» **WORK TO BE COMPLETED**: Count every line of the listing where the string "important" occurs, and reply with the count alone.

(Dataset rows)
-- begin --

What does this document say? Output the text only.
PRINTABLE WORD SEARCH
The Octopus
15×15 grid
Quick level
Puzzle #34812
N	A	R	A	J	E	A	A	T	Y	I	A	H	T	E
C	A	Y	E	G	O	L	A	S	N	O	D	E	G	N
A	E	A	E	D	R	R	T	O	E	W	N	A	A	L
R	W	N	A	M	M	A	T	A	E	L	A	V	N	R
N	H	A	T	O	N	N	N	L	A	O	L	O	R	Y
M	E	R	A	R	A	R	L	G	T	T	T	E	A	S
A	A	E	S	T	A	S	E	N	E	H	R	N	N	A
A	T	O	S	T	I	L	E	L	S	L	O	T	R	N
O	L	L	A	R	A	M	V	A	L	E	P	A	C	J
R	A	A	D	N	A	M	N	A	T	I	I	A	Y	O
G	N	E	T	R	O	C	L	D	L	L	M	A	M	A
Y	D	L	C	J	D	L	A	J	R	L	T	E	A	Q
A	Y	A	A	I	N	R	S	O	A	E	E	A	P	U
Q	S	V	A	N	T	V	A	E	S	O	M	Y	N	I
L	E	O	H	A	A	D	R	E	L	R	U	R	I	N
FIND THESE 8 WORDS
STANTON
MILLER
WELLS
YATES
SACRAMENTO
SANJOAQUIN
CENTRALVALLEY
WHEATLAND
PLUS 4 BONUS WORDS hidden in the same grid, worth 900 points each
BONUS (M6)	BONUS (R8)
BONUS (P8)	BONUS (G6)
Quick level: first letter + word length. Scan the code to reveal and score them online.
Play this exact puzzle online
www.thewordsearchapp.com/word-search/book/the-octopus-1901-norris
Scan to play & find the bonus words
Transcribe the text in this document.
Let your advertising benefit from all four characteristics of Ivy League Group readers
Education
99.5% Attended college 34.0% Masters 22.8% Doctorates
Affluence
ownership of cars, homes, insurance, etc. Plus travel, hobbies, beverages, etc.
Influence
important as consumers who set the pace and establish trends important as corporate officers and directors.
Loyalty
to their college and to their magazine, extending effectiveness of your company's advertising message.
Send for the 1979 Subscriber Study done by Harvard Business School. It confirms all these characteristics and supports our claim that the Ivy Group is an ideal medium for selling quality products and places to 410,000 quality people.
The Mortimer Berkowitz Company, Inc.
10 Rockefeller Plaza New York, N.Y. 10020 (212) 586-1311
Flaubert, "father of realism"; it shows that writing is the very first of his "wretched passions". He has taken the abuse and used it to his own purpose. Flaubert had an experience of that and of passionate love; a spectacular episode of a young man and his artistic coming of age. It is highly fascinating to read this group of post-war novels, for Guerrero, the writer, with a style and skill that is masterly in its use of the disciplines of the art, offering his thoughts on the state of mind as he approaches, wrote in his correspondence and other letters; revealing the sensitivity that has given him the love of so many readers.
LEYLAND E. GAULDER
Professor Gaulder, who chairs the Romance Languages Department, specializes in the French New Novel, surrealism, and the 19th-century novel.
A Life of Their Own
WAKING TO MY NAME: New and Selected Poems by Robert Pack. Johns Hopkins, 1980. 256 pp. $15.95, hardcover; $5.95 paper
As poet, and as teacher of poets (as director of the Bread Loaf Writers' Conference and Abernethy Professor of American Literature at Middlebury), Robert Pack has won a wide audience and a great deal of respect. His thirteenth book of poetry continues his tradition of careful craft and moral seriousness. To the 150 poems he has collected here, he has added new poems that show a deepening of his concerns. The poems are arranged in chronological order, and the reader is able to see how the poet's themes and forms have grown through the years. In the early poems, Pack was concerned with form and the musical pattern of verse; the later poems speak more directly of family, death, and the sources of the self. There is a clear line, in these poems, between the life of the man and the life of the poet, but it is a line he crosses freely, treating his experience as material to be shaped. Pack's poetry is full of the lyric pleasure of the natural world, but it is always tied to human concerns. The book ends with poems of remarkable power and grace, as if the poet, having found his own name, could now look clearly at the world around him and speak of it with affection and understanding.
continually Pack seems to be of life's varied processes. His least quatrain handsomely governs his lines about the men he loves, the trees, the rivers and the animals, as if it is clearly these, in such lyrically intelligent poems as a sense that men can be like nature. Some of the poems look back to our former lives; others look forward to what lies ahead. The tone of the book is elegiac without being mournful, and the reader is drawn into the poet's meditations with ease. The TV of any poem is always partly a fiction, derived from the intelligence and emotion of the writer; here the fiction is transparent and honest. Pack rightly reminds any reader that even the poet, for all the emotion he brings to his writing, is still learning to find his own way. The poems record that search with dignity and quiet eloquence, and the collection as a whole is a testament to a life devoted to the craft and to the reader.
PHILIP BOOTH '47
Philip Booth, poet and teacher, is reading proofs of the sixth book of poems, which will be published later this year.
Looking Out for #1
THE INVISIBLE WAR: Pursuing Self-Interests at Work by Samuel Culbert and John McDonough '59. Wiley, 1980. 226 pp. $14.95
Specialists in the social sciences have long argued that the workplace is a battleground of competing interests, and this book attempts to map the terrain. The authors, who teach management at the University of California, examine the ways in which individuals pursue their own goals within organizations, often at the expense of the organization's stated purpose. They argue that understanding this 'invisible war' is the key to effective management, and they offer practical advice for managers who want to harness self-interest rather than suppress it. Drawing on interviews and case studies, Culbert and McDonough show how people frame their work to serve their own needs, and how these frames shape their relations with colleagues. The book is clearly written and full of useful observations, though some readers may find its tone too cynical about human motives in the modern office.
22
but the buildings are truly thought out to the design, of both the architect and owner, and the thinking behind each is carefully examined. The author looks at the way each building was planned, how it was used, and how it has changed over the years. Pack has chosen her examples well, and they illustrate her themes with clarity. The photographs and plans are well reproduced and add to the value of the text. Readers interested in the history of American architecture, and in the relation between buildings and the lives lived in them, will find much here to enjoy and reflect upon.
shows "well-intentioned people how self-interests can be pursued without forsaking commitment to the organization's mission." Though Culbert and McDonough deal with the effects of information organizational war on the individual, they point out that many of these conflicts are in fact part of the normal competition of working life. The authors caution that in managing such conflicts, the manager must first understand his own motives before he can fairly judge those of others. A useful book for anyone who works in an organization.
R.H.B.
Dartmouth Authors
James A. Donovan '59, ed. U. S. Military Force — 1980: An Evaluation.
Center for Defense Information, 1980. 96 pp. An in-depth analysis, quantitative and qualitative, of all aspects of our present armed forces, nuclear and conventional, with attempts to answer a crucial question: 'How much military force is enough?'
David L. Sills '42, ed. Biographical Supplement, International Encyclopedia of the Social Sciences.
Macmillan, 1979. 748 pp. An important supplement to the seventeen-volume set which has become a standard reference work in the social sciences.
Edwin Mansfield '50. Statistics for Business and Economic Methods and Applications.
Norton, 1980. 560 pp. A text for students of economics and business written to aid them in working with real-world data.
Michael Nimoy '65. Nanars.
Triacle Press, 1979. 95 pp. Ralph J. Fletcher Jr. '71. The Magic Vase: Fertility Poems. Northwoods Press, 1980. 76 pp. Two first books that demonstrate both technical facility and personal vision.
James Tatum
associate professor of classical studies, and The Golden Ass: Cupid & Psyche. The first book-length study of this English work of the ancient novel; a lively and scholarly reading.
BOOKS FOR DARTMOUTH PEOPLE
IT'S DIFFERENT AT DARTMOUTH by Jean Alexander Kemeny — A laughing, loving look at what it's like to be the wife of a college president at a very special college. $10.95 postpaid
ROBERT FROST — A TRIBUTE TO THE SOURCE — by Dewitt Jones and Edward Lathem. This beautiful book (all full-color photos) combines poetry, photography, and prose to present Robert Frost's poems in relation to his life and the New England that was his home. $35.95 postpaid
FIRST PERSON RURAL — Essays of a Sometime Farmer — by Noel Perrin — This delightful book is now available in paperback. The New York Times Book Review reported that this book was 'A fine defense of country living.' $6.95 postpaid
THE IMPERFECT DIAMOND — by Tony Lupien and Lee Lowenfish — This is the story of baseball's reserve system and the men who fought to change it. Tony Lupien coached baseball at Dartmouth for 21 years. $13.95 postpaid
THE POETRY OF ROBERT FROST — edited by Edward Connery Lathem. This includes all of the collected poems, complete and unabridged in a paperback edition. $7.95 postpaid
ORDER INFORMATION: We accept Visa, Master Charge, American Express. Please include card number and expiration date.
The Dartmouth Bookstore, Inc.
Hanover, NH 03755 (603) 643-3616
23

-- end --

» **RESPONSE TO THE EXERCISE**: 2